• [What the task asks]
Find each line holding the word "marker" and give the total alone.
***** Data lines *****
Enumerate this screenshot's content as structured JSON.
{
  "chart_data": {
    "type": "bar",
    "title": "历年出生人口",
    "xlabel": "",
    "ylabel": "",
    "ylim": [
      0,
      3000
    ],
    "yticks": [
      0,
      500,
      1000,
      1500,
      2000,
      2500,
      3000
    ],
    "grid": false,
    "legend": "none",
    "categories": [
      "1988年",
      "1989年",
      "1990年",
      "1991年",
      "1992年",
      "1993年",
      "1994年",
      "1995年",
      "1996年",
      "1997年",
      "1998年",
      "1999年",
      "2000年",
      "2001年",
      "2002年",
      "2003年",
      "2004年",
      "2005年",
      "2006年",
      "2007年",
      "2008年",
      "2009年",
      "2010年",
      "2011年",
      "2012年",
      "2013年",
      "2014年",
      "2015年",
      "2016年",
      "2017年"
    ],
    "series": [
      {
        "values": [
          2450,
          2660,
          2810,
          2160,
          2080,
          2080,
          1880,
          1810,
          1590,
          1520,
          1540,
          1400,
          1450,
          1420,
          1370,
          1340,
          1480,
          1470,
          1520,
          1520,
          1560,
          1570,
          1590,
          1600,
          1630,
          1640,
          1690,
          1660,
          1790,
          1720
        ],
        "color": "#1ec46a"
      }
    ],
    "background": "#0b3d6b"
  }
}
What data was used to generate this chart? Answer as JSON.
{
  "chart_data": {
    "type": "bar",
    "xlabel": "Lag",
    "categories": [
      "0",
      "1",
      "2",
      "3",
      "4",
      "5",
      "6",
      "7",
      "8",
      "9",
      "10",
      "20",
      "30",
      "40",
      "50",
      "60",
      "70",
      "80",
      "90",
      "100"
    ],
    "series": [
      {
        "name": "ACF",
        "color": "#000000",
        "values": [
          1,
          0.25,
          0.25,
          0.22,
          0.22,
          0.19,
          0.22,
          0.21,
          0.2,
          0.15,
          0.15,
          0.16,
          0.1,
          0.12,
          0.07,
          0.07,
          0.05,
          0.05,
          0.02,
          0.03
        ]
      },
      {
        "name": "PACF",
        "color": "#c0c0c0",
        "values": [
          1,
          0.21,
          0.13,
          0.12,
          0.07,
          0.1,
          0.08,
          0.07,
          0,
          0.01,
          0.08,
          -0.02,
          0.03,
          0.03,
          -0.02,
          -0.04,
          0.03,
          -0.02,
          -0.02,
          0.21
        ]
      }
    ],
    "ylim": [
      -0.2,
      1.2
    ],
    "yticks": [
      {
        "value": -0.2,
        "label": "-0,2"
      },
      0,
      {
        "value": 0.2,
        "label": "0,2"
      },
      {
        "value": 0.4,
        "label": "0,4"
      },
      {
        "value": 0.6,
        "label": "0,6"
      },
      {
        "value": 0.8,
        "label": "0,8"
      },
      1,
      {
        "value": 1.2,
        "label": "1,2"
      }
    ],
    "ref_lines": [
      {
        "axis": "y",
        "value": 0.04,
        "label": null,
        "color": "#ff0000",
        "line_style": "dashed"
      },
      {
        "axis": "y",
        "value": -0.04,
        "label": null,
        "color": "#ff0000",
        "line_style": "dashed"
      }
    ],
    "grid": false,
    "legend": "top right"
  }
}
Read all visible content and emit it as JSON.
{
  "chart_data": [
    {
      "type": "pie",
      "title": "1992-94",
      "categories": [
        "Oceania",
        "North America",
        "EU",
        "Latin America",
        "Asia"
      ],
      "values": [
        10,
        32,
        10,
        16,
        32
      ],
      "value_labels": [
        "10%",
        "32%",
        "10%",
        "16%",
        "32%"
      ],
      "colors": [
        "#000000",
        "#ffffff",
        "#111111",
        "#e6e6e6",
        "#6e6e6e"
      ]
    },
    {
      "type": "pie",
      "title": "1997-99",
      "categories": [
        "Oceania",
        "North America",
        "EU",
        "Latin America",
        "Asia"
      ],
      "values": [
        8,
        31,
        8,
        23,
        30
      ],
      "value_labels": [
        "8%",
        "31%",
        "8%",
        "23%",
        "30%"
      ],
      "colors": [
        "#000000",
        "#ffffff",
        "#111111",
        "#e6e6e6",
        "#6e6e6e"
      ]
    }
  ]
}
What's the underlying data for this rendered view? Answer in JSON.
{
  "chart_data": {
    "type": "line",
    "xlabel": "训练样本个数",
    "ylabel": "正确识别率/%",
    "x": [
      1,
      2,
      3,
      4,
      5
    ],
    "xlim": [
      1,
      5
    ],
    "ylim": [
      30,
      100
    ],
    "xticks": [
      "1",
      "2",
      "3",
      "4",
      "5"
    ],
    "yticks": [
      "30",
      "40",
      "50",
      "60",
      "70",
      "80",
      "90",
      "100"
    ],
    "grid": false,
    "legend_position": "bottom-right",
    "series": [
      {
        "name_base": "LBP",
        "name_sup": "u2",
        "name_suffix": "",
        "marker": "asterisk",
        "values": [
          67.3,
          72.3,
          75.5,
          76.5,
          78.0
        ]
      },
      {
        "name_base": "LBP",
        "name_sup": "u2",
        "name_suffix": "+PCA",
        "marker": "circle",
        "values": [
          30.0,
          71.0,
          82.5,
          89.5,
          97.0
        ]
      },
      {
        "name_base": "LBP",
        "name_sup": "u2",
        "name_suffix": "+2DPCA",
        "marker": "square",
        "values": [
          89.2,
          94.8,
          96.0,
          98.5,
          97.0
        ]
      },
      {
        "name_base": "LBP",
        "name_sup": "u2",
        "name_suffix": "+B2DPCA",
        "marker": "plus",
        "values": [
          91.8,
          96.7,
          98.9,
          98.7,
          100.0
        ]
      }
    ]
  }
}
*****
• [Correct response]
4